*** RECORDS FOR PROCESSING
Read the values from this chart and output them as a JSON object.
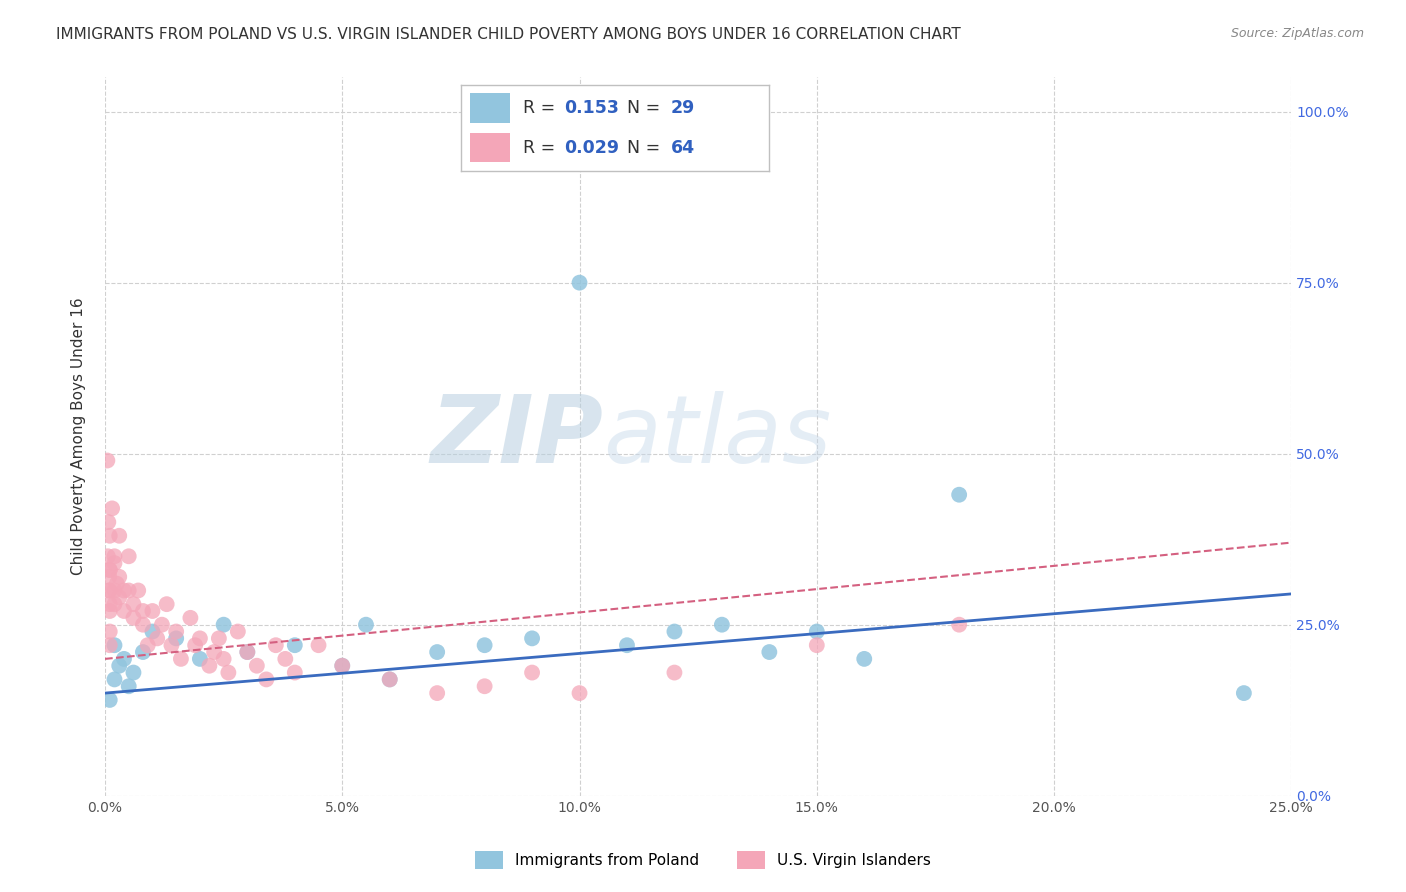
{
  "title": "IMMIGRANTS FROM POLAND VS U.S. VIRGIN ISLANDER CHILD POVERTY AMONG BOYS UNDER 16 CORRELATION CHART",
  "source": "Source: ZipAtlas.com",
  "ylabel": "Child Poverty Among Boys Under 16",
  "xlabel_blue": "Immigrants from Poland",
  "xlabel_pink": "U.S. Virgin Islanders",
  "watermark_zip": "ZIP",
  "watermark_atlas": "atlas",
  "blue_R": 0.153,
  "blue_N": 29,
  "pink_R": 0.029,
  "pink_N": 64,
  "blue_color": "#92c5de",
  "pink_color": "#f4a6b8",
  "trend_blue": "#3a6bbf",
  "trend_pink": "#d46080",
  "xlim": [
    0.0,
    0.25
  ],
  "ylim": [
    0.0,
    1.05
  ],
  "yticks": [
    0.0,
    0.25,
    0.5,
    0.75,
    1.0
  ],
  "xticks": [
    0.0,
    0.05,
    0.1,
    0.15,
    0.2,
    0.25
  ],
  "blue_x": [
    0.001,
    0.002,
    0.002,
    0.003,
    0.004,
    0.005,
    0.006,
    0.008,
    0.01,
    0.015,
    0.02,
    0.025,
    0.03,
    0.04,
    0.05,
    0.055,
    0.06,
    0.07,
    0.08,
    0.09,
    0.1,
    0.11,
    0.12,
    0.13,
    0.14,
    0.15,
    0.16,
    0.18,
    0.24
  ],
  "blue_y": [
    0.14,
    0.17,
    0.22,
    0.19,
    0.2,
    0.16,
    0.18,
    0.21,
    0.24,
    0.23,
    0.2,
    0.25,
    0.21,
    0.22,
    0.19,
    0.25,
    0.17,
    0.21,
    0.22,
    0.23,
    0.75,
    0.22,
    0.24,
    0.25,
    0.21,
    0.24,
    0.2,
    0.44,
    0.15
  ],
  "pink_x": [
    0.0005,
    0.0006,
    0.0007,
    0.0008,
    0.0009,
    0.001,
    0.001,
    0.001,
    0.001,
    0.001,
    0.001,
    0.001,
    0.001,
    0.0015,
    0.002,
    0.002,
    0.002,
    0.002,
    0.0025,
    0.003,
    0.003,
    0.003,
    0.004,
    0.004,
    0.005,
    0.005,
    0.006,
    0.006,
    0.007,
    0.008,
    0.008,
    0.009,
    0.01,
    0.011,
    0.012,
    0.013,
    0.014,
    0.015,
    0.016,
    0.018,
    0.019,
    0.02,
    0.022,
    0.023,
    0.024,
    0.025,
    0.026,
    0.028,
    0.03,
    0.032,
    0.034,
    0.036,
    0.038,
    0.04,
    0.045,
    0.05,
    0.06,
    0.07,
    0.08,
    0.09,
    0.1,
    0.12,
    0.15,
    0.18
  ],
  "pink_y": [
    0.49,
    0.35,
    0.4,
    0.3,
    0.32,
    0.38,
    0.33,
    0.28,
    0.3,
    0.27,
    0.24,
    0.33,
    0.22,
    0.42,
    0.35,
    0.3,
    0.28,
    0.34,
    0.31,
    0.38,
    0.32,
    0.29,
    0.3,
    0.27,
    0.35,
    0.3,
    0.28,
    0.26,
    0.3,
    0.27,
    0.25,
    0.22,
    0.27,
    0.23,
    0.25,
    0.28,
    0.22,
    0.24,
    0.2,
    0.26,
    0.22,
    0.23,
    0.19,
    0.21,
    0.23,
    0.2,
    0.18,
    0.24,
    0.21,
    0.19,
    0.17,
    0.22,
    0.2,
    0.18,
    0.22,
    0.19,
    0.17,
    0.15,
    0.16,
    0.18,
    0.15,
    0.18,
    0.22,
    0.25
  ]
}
******
TASK PROMPT |
Produce an exact copy of each line of data, skipping embedded images.

RESPONSE |
Read the values from this chart and output them as a JSON object.
{
  "title": "IMMIGRANTS FROM POLAND VS U.S. VIRGIN ISLANDER CHILD POVERTY AMONG BOYS UNDER 16 CORRELATION CHART",
  "source": "Source: ZipAtlas.com",
  "ylabel": "Child Poverty Among Boys Under 16",
  "xlabel_blue": "Immigrants from Poland",
  "xlabel_pink": "U.S. Virgin Islanders",
  "watermark_zip": "ZIP",
  "watermark_atlas": "atlas",
  "blue_R": 0.153,
  "blue_N": 29,
  "pink_R": 0.029,
  "pink_N": 64,
  "blue_color": "#92c5de",
  "pink_color": "#f4a6b8",
  "trend_blue": "#3a6bbf",
  "trend_pink": "#d46080",
  "xlim": [
    0.0,
    0.25
  ],
  "ylim": [
    0.0,
    1.05
  ],
  "yticks": [
    0.0,
    0.25,
    0.5,
    0.75,
    1.0
  ],
  "xticks": [
    0.0,
    0.05,
    0.1,
    0.15,
    0.2,
    0.25
  ],
  "blue_x": [
    0.001,
    0.002,
    0.002,
    0.003,
    0.004,
    0.005,
    0.006,
    0.008,
    0.01,
    0.015,
    0.02,
    0.025,
    0.03,
    0.04,
    0.05,
    0.055,
    0.06,
    0.07,
    0.08,
    0.09,
    0.1,
    0.11,
    0.12,
    0.13,
    0.14,
    0.15,
    0.16,
    0.18,
    0.24
  ],
  "blue_y": [
    0.14,
    0.17,
    0.22,
    0.19,
    0.2,
    0.16,
    0.18,
    0.21,
    0.24,
    0.23,
    0.2,
    0.25,
    0.21,
    0.22,
    0.19,
    0.25,
    0.17,
    0.21,
    0.22,
    0.23,
    0.75,
    0.22,
    0.24,
    0.25,
    0.21,
    0.24,
    0.2,
    0.44,
    0.15
  ],
  "pink_x": [
    0.0005,
    0.0006,
    0.0007,
    0.0008,
    0.0009,
    0.001,
    0.001,
    0.001,
    0.001,
    0.001,
    0.001,
    0.001,
    0.001,
    0.0015,
    0.002,
    0.002,
    0.002,
    0.002,
    0.0025,
    0.003,
    0.003,
    0.003,
    0.004,
    0.004,
    0.005,
    0.005,
    0.006,
    0.006,
    0.007,
    0.008,
    0.008,
    0.009,
    0.01,
    0.011,
    0.012,
    0.013,
    0.014,
    0.015,
    0.016,
    0.018,
    0.019,
    0.02,
    0.022,
    0.023,
    0.024,
    0.025,
    0.026,
    0.028,
    0.03,
    0.032,
    0.034,
    0.036,
    0.038,
    0.04,
    0.045,
    0.05,
    0.06,
    0.07,
    0.08,
    0.09,
    0.1,
    0.12,
    0.15,
    0.18
  ],
  "pink_y": [
    0.49,
    0.35,
    0.4,
    0.3,
    0.32,
    0.38,
    0.33,
    0.28,
    0.3,
    0.27,
    0.24,
    0.33,
    0.22,
    0.42,
    0.35,
    0.3,
    0.28,
    0.34,
    0.31,
    0.38,
    0.32,
    0.29,
    0.3,
    0.27,
    0.35,
    0.3,
    0.28,
    0.26,
    0.3,
    0.27,
    0.25,
    0.22,
    0.27,
    0.23,
    0.25,
    0.28,
    0.22,
    0.24,
    0.2,
    0.26,
    0.22,
    0.23,
    0.19,
    0.21,
    0.23,
    0.2,
    0.18,
    0.24,
    0.21,
    0.19,
    0.17,
    0.22,
    0.2,
    0.18,
    0.22,
    0.19,
    0.17,
    0.15,
    0.16,
    0.18,
    0.15,
    0.18,
    0.22,
    0.25
  ]
}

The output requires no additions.